*SUPPLIED MATERIAL:*
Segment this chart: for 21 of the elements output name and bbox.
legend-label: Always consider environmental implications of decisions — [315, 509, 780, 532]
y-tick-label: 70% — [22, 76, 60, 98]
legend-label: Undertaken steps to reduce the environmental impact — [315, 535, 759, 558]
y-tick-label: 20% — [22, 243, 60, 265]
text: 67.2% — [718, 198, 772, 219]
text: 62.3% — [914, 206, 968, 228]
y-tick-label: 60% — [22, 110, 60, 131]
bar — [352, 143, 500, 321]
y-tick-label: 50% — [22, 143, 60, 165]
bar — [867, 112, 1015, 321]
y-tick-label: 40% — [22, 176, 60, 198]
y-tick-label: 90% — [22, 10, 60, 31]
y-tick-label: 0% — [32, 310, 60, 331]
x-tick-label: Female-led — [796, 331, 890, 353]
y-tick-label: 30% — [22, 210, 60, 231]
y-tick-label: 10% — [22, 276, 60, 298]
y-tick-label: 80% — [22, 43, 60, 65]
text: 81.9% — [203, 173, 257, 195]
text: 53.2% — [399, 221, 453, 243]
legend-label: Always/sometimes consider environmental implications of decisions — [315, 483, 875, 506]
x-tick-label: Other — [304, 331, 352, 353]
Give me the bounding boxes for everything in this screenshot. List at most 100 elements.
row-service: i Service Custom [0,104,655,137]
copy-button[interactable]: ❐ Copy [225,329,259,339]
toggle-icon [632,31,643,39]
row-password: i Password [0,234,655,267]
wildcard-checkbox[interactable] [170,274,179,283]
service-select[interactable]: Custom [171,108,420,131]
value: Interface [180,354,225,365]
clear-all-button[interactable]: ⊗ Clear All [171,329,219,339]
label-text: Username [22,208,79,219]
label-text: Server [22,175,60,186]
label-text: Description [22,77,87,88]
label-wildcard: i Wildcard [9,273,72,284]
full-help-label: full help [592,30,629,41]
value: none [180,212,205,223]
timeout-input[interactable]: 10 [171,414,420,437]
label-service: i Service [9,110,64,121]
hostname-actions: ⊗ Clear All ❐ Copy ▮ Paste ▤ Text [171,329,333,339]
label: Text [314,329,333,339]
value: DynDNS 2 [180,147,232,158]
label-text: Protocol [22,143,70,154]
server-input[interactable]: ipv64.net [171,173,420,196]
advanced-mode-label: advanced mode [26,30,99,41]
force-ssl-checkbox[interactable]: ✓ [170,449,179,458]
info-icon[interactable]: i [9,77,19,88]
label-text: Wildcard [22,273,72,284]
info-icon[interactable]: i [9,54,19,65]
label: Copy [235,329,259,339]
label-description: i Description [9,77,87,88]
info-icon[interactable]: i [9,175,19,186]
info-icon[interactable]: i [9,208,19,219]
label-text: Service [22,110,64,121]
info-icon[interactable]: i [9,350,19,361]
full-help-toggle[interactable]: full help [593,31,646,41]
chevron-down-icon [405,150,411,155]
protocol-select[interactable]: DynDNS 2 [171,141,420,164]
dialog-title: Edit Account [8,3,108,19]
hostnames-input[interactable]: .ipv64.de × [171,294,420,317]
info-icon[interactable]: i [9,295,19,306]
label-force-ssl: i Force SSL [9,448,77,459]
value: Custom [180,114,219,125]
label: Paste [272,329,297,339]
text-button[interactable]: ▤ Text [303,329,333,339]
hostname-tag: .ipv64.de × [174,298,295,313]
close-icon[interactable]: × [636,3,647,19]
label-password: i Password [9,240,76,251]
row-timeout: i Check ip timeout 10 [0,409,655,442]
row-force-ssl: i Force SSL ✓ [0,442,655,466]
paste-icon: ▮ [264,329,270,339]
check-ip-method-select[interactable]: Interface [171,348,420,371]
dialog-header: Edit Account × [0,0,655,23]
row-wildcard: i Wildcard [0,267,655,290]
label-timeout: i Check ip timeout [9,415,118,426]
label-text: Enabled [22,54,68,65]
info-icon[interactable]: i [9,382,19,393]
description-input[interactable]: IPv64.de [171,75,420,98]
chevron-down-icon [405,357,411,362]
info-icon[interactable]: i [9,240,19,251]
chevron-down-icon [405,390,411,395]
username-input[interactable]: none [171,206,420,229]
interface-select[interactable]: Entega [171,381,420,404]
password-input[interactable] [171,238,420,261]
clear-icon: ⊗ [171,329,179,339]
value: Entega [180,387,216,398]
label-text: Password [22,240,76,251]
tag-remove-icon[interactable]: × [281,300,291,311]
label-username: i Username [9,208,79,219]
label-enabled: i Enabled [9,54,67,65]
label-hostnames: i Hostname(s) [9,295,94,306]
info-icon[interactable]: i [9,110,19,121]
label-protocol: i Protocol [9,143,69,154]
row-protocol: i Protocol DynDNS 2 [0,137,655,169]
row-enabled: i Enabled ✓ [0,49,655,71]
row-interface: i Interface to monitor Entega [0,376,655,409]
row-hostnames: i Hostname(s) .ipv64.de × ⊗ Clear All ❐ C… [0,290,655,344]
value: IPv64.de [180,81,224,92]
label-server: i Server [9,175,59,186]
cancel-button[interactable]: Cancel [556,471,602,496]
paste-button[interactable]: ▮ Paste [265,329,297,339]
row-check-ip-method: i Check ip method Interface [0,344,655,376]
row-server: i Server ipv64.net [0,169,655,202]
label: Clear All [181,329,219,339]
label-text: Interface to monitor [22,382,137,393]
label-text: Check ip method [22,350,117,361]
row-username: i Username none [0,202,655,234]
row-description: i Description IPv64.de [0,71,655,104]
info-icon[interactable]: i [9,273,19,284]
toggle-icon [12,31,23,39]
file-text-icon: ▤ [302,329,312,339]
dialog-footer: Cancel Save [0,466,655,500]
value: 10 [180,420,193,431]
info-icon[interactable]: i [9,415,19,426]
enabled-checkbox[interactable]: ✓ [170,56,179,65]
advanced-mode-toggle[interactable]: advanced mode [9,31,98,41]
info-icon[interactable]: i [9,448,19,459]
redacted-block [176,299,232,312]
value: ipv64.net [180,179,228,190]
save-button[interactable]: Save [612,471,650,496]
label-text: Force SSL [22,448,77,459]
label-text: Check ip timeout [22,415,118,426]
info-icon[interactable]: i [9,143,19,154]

*SET TASK:* Copy the lines of the records word for word, starting at the first line of the records and ending at the line that contains "y-tick-label: 70% — [22, 76, 60, 98]". Include both of these lines.

*FINAL RESULT:*
Segment this chart: for 21 of the elements output name and bbox.
legend-label: Always consider environmental implications of decisions — [315, 509, 780, 532]
y-tick-label: 70% — [22, 76, 60, 98]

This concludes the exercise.